▸ **DATASET EXCERPTS**:
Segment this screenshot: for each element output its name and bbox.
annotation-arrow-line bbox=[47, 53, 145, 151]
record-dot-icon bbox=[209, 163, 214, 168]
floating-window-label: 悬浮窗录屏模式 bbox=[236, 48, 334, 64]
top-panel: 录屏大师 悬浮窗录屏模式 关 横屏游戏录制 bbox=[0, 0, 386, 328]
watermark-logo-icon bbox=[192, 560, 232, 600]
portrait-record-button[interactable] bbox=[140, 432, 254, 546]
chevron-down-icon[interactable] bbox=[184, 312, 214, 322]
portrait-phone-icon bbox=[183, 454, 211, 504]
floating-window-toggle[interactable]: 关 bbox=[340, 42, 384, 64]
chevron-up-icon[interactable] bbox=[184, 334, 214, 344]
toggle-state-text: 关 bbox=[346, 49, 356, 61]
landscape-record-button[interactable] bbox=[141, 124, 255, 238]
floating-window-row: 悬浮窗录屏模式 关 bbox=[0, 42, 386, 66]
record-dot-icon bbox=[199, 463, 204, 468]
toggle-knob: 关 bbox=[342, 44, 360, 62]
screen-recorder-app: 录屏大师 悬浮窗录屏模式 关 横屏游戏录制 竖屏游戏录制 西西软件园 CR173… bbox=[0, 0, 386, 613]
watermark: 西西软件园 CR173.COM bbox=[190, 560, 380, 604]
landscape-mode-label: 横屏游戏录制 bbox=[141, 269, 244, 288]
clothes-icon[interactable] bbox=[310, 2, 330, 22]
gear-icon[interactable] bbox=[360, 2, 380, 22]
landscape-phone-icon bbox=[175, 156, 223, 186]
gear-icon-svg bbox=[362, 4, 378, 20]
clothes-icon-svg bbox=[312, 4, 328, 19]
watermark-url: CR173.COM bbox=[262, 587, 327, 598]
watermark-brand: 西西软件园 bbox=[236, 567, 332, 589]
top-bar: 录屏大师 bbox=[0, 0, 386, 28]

▸ **STATED EXERCISE**: Print each line of the material above again, character for character, without changing anything.

▸ **ANSWER TO THIS EXERCISE**:
Segment this screenshot: for each element output its name and bbox.
annotation-arrow-line bbox=[47, 53, 145, 151]
record-dot-icon bbox=[209, 163, 214, 168]
floating-window-label: 悬浮窗录屏模式 bbox=[236, 48, 334, 64]
top-panel: 录屏大师 悬浮窗录屏模式 关 横屏游戏录制 bbox=[0, 0, 386, 328]
watermark-logo-icon bbox=[192, 560, 232, 600]
portrait-record-button[interactable] bbox=[140, 432, 254, 546]
chevron-down-icon[interactable] bbox=[184, 312, 214, 322]
portrait-phone-icon bbox=[183, 454, 211, 504]
floating-window-toggle[interactable]: 关 bbox=[340, 42, 384, 64]
chevron-up-icon[interactable] bbox=[184, 334, 214, 344]
toggle-state-text: 关 bbox=[346, 49, 356, 61]
landscape-record-button[interactable] bbox=[141, 124, 255, 238]
floating-window-row: 悬浮窗录屏模式 关 bbox=[0, 42, 386, 66]
record-dot-icon bbox=[199, 463, 204, 468]
toggle-knob: 关 bbox=[342, 44, 360, 62]
screen-recorder-app: 录屏大师 悬浮窗录屏模式 关 横屏游戏录制 竖屏游戏录制 西西软件园 CR173… bbox=[0, 0, 386, 613]
watermark: 西西软件园 CR173.COM bbox=[190, 560, 380, 604]
landscape-mode-label: 横屏游戏录制 bbox=[141, 269, 244, 288]
clothes-icon[interactable] bbox=[310, 2, 330, 22]
gear-icon[interactable] bbox=[360, 2, 380, 22]
landscape-phone-icon bbox=[175, 156, 223, 186]
gear-icon-svg bbox=[362, 4, 378, 20]
clothes-icon-svg bbox=[312, 4, 328, 19]
watermark-url: CR173.COM bbox=[262, 587, 327, 598]
watermark-brand: 西西软件园 bbox=[236, 567, 332, 589]
top-bar: 录屏大师 bbox=[0, 0, 386, 28]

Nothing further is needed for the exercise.